→ **Passage provided**
[Begin]

Friday, May 23, 2014

Buddha




Two Thousand Five Hundred years ago, a man was born in the Himalayan Valley. A man who challenged God.

We may not get enough hang of the Sub-Himalayan subcontinent of that time. That was much similar to the current civilization, minus our technology. Almost all the major janapadas were run on oligarchy, and sometimes had some type of primitive parliaments, with representations from a wide range of citizens.                                                                                                                                        

At that time, the Aryan conquest was complete. The battle between the Indra clan and the Agni clan on the possession of soma was settled too. The earlier inhabitants of this land, the dasyus moved downsouth. Others mixed with the newcomers. Vedic codes of conduct were standardized. With settlements, ritualistic dogma could set in. Religion begun.

Kings, Chieftains and Lords started totemic worship. Notable chiefs of the clan, founder of major bloodlines, were also worshipped. As cows were used as money, any kind of wealth became known as Go or Gow - गो, गौ, गाव: A population was bound to maintain gotra, for marital, business and religious relationships.

With time and settlement, the power hierarchy became rigid, as a formal caste system. Druids monopolized the acquisition and use of knowledge among themselves. Even Kings were not normally allowed to interpret the knowledge of the system without professional help.

They called the total system of knowledge by its Vedic name, Veda. And the knowledge flashed through intuitions and/or meditation, as wisdom, to the minds of certain knowledge-seekers (similar to Sophists in ancient Greece). They saw the truth, they uttered the truth in metred words. Truth was ṛta and the verse was ṛk.

Unfortunately, knowledge became dogma in few centuries. Nothing unusual. We have seen, how, in modern times, Marxism, structuralilsm, Bakhtin's dialogism, other forms of post-structuralism including Derrida's approach to Texts have become dogma. All types of formats and structures to knowing and interpretation become dogma in a generation.

[End]

Transcribe the passage on the Buddha between "Kings, Chieftains and" and "and religious relationships.", inclusive.

→ **Available data**
[Begin]

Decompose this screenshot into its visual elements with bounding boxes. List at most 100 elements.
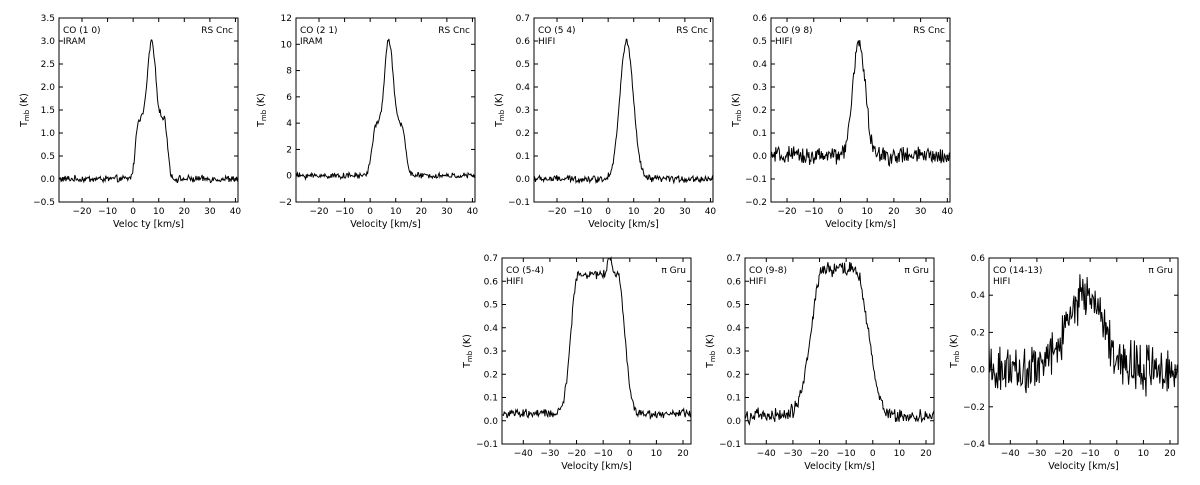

[End]

→ **Task response**
Kings, Chieftains and Lords started totemic worship. Notable chiefs of the clan, founder of major bloodlines, were also worshipped. As cows were used as money, any kind of wealth became known as Go or Gow - गो, गौ, गाव: A population was bound to maintain gotra, for marital, business and religious relationships.